EXERCISE REQUIREMENTS – Reproduce each line from the records that holds "System".

— START OF INPUT RECORDS —

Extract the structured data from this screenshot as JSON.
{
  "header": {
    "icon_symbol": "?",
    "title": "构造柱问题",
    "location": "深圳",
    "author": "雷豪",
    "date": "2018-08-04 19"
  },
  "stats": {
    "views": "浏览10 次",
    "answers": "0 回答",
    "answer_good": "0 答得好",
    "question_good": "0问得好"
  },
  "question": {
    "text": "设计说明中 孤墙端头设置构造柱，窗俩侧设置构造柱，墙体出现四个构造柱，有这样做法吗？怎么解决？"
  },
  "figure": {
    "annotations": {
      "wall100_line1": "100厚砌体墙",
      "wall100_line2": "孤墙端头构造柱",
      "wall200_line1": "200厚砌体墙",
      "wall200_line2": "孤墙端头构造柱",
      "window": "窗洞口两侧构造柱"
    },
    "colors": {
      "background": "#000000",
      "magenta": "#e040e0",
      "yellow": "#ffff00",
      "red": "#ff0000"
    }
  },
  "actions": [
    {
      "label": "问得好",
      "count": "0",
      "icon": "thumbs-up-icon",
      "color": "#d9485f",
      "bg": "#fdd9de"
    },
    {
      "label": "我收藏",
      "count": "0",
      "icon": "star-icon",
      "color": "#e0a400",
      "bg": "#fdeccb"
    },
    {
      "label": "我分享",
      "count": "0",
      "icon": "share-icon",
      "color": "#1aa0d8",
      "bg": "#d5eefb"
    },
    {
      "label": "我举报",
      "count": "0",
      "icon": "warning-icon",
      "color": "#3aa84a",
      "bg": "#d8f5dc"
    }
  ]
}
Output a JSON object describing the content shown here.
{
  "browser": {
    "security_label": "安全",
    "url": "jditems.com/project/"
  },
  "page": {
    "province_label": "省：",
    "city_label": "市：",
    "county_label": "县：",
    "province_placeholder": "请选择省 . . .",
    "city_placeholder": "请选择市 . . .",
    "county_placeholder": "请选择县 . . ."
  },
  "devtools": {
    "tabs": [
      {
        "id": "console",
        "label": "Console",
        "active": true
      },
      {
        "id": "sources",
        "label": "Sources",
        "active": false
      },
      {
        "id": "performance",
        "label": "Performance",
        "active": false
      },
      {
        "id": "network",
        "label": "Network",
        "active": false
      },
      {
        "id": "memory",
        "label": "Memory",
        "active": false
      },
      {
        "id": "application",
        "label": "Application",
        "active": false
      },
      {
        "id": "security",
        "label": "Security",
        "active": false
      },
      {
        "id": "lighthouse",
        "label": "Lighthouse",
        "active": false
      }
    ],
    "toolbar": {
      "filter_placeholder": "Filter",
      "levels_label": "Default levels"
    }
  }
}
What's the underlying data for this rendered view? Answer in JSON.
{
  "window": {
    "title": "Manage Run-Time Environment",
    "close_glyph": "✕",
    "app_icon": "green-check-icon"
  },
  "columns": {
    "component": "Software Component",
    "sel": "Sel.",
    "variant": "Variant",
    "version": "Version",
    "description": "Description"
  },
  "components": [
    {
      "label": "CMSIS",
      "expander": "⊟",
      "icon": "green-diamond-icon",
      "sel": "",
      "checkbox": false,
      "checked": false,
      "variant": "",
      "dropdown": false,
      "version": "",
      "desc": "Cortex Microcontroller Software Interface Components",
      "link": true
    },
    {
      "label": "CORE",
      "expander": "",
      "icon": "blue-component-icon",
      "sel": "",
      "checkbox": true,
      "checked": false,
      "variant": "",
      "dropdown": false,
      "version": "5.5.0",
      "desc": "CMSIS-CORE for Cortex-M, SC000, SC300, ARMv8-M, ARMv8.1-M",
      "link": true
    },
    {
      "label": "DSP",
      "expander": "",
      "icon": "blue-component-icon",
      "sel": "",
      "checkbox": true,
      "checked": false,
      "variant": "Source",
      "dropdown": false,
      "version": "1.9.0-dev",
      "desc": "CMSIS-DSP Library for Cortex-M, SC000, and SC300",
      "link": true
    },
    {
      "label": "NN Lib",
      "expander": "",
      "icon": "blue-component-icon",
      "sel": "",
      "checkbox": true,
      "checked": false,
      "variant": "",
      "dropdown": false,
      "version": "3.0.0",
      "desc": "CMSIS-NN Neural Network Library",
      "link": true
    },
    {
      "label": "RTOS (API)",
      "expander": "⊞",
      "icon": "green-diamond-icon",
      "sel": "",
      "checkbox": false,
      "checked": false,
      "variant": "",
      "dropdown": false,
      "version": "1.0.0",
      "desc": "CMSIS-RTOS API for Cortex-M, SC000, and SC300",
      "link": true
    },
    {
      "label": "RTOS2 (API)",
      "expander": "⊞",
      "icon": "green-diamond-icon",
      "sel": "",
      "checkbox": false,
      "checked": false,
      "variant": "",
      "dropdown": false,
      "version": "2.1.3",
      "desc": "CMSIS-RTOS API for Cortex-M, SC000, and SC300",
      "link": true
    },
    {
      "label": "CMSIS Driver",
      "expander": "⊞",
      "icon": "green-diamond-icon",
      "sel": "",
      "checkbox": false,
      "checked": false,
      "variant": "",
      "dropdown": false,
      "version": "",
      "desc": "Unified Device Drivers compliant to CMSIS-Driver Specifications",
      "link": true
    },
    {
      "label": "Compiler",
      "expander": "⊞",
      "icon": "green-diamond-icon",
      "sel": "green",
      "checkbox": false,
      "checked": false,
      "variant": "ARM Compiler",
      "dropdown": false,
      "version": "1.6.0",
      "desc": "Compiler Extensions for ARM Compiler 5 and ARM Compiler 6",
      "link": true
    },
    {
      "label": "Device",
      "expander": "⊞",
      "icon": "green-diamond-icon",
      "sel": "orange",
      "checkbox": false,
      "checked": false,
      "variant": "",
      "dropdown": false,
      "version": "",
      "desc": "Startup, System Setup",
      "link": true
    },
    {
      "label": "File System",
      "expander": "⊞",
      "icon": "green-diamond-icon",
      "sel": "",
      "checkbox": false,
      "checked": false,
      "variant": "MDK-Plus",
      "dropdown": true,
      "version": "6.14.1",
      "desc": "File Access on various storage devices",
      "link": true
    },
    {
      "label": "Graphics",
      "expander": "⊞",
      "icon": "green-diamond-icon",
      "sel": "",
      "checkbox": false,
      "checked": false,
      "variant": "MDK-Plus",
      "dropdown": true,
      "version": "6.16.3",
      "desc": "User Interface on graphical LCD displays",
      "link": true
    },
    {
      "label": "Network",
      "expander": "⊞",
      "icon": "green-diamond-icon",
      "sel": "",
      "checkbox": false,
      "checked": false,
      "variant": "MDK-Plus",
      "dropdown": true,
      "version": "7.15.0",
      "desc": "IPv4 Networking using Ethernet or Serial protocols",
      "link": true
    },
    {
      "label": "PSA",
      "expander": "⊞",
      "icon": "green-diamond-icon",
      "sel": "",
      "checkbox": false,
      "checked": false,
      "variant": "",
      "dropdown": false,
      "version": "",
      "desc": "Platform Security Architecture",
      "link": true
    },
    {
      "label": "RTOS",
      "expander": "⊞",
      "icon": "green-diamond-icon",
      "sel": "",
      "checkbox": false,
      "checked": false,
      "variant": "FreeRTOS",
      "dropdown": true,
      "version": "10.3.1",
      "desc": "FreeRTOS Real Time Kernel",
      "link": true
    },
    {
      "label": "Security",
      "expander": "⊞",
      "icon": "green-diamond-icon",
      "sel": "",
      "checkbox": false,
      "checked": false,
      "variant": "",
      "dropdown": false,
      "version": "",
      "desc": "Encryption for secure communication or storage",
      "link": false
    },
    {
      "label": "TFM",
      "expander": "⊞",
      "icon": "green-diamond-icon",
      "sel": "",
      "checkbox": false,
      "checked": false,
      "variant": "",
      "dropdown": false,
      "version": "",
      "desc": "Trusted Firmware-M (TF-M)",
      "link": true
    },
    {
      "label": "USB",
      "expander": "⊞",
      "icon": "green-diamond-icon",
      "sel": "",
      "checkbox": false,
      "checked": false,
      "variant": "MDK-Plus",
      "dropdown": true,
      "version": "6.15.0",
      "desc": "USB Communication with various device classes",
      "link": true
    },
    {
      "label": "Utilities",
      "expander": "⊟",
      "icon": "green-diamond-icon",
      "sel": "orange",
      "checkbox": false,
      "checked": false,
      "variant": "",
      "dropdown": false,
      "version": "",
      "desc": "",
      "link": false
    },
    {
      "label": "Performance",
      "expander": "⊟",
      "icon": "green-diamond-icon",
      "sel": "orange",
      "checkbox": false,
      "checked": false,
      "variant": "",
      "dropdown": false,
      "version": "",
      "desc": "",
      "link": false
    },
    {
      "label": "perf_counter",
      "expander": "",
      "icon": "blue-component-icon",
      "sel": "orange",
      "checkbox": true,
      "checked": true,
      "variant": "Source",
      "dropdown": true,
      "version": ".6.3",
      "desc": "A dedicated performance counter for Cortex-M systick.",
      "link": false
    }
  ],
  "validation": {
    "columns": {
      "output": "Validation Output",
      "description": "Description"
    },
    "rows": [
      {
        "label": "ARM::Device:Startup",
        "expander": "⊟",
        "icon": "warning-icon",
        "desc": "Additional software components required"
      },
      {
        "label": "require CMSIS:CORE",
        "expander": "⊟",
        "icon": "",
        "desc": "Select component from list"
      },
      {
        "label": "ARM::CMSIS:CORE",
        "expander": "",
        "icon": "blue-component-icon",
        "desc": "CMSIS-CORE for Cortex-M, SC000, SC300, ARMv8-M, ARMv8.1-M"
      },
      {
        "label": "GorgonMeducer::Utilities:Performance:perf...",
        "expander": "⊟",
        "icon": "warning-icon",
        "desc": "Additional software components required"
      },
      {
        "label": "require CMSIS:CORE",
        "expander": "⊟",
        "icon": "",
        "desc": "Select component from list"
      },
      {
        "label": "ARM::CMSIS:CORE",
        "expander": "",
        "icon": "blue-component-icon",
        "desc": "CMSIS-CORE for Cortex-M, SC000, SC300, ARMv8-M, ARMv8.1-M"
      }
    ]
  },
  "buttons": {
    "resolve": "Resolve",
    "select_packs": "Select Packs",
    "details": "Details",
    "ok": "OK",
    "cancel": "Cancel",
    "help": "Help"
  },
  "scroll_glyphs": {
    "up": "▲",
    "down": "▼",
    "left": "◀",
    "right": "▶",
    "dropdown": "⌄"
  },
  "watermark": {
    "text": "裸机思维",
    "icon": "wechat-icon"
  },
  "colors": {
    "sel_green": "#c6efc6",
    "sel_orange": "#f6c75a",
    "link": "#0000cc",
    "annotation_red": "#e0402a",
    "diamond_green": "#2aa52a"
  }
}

— END OF INPUT RECORDS —

FULL SOLUTION –
      "desc": "Startup, System Setup",
      "label": "File System",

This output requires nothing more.